## START

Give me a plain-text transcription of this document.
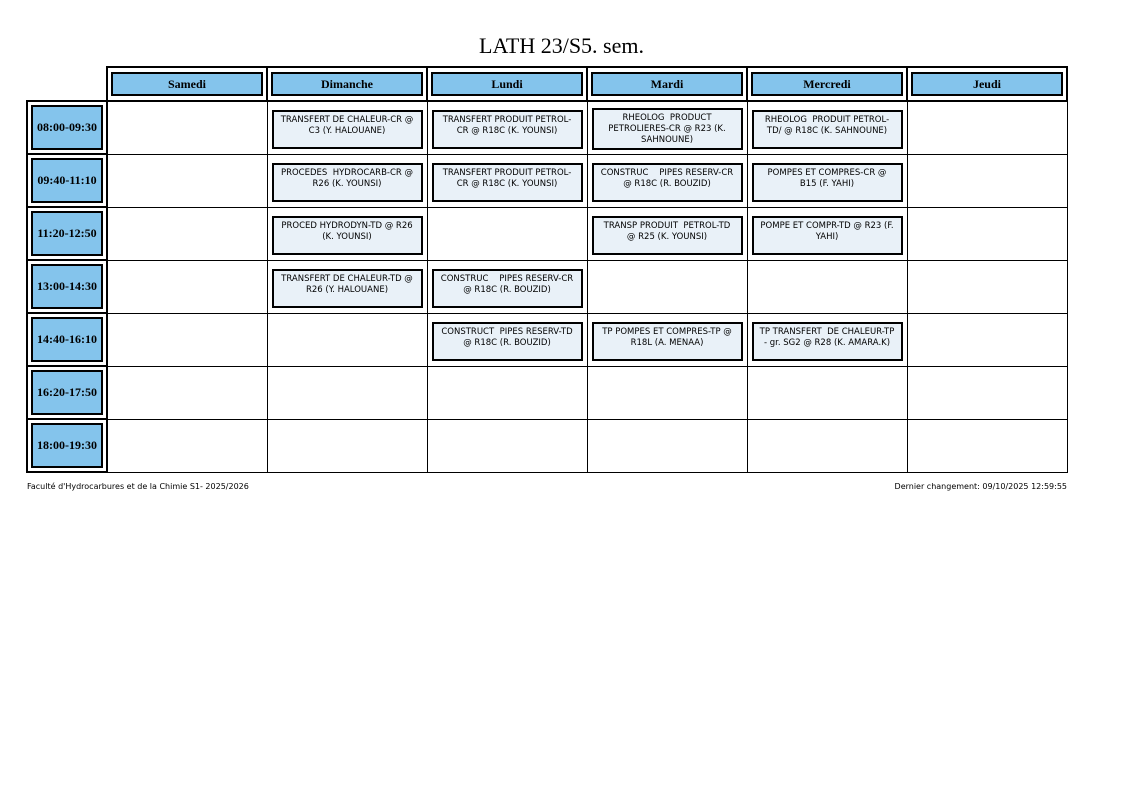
LATH 23/S5. sem.

	Samedi	Dimanche	Lundi	Mardi	Mercredi	Jeudi

08:00-09:30		TRANSFERT DE CHALEUR-CR @ C3 (Y. HALOUANE)	TRANSFERT PRODUIT PETROL-CR @ R18C (K. YOUNSI)	RHEOLOG  PRODUCT PETROLIERES-CR @ R23 (K. SAHNOUNE)	RHEOLOG  PRODUIT PETROL-TD/ @ R18C (K. SAHNOUNE)	

09:40-11:10		PROCEDES  HYDROCARB-CR @ R26 (K. YOUNSI)	TRANSFERT PRODUIT PETROL-CR @ R18C (K. YOUNSI)	CONSTRUC    PIPES RESERV-CR @ R18C (R. BOUZID)	POMPES ET COMPRES-CR @ B15 (F. YAHI)	

11:20-12:50		PROCED HYDRODYN-TD @ R26 (K. YOUNSI)		TRANSP PRODUIT  PETROL-TD @ R25 (K. YOUNSI)	POMPE ET COMPR-TD @ R23 (F. YAHI)	

13:00-14:30		TRANSFERT DE CHALEUR-TD @ R26 (Y. HALOUANE)	CONSTRUC    PIPES RESERV-CR @ R18C (R. BOUZID)			

14:40-16:10			CONSTRUCT  PIPES RESERV-TD @ R18C (R. BOUZID)	TP POMPES ET COMPRES-TP @ R18L (A. MENAA)	TP TRANSFERT  DE CHALEUR-TP - gr. SG2 @ R28 (K. AMARA.K)	

16:20-17:50						

18:00-19:30						

Faculté d'Hydrocarbures et de la Chimie S1- 2025/2026	Dernier changement: 09/10/2025 12:59:55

## END

TASK GOAL: Keep the pictures out of the copy and return the rest of the data above exactly.

ANSWER TO THIS EXERCISE:
Give me a plain-text transcription of this document.
LATH 23/S5. sem.

	Samedi	Dimanche	Lundi	Mardi	Mercredi	Jeudi

08:00-09:30		TRANSFERT DE CHALEUR-CR @ C3 (Y. HALOUANE)	TRANSFERT PRODUIT PETROL-CR @ R18C (K. YOUNSI)	RHEOLOG  PRODUCT PETROLIERES-CR @ R23 (K. SAHNOUNE)	RHEOLOG  PRODUIT PETROL-TD/ @ R18C (K. SAHNOUNE)	

09:40-11:10		PROCEDES  HYDROCARB-CR @ R26 (K. YOUNSI)	TRANSFERT PRODUIT PETROL-CR @ R18C (K. YOUNSI)	CONSTRUC    PIPES RESERV-CR @ R18C (R. BOUZID)	POMPES ET COMPRES-CR @ B15 (F. YAHI)	

11:20-12:50		PROCED HYDRODYN-TD @ R26 (K. YOUNSI)		TRANSP PRODUIT  PETROL-TD @ R25 (K. YOUNSI)	POMPE ET COMPR-TD @ R23 (F. YAHI)	

13:00-14:30		TRANSFERT DE CHALEUR-TD @ R26 (Y. HALOUANE)	CONSTRUC    PIPES RESERV-CR @ R18C (R. BOUZID)			

14:40-16:10			CONSTRUCT  PIPES RESERV-TD @ R18C (R. BOUZID)	TP POMPES ET COMPRES-TP @ R18L (A. MENAA)	TP TRANSFERT  DE CHALEUR-TP - gr. SG2 @ R28 (K. AMARA.K)	

16:20-17:50						

18:00-19:30						

Faculté d'Hydrocarbures et de la Chimie S1- 2025/2026	Dernier changement: 09/10/2025 12:59:55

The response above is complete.